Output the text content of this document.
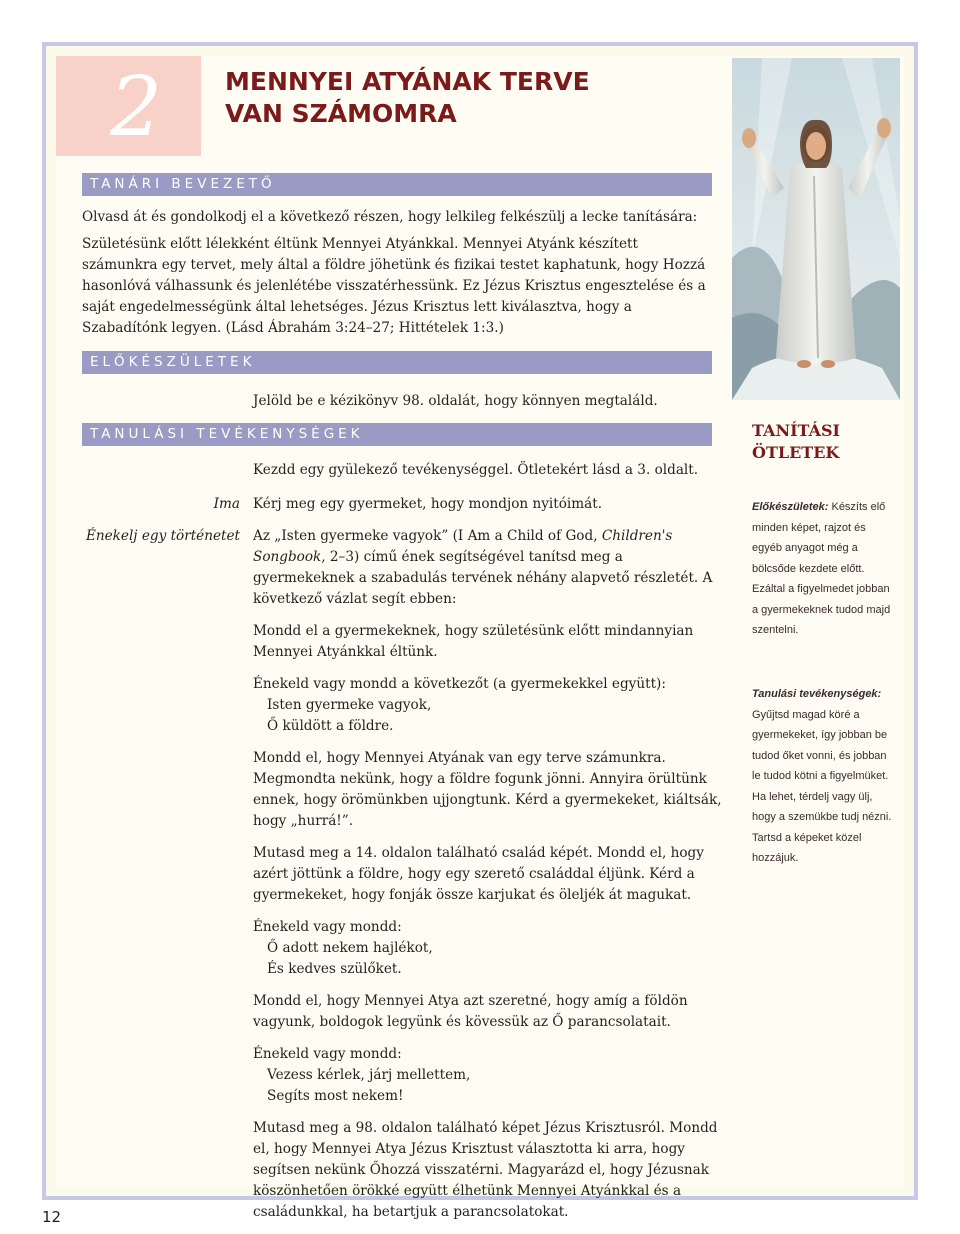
2	MENNYEI ATYÁNAK TERVE
VAN SZÁMOMRA
TANÁRI BEVEZETŐ

Olvasd át és gondolkodj el a következő részen, hogy lelkileg felkészülj a lecke tanítására:

Születésünk előtt lélekként éltünk Mennyei Atyánkkal. Mennyei Atyánk készített számunkra egy tervet, mely által a földre jöhetünk és fizikai testet kaphatunk, hogy Hozzá hasonlóvá válhassunk és jelenlétébe visszatérhessünk. Ez Jézus Krisztus engesztelése és a saját engedelmességünk által lehetséges. Jézus Krisztus lett kiválasztva, hogy a Szabadítónk legyen. (Lásd Ábrahám 3:24–27; Hittételek 1:3.)

ELŐKÉSZÜLETEK
Jelöld be e kézikönyv 98. oldalát, hogy könnyen megtaláld.
TANULÁSI TEVÉKENYSÉGEK
Kezdd egy gyülekező tevékenységgel. Ötletekért lásd a 3. oldalt.
Ima Kérj meg egy gyermeket, hogy mondjon nyitóimát.
Énekelj egy történetet Az „Isten gyermeke vagyok” (I Am a Child of God, Children's Songbook, 2–3) című ének segítségével tanítsd meg a gyermekeknek a szabadulás tervének néhány alapvető részletét. A következő vázlat segít ebben:

Mondd el a gyermekeknek, hogy születésünk előtt mindannyian Mennyei Atyánkkal éltünk.

Énekeld vagy mondd a következőt (a gyermekekkel együtt):
Isten gyermeke vagyok,
Ő küldött a földre.

Mondd el, hogy Mennyei Atyának van egy terve számunkra. Megmondta nekünk, hogy a földre fogunk jönni. Annyira örültünk ennek, hogy örömünkben ujjongtunk. Kérd a gyermekeket, kiáltsák, hogy „hurrá!”.

Mutasd meg a 14. oldalon található család képét. Mondd el, hogy azért jöttünk a földre, hogy egy szerető családdal éljünk. Kérd a gyermekeket, hogy fonják össze karjukat és öleljék át magukat.

Énekeld vagy mondd:
Ő adott nekem hajlékot,
És kedves szülőket.

Mondd el, hogy Mennyei Atya azt szeretné, hogy amíg a földön vagyunk, boldogok legyünk és kövessük az Ő parancsolatait.

Énekeld vagy mondd:
Vezess kérlek, járj mellettem,
Segíts most nekem!

Mutasd meg a 98. oldalon található képet Jézus Krisztusról. Mondd el, hogy Mennyei Atya Jézus Krisztust választotta ki arra, hogy segítsen nekünk Őhozzá visszatérni. Magyarázd el, hogy Jézusnak köszönhetően örökké együtt élhetünk Mennyei Atyánkkal és a családunkkal, ha betartjuk a parancsolatokat.

TANÍTÁSI
ÖTLETEK
Előkészületek: Készíts elő minden képet, rajzot és egyéb anyagot még a bölcsőde kezdete előtt. Ezáltal a figyelmedet jobban a gyermekeknek tudod majd szentelni.
Tanulási tevékenységek: Gyűjtsd magad köré a gyermekeket, így jobban be tudod őket vonni, és jobban le tudod kötni a figyelmüket. Ha lehet, térdelj vagy ülj, hogy a szemükbe tudj nézni. Tartsd a képeket közel hozzájuk.
12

_____

*Goal*:
In the records above, tally the lines where the word "jobban" appears, and give the number and nothing else.

*Task response*:
2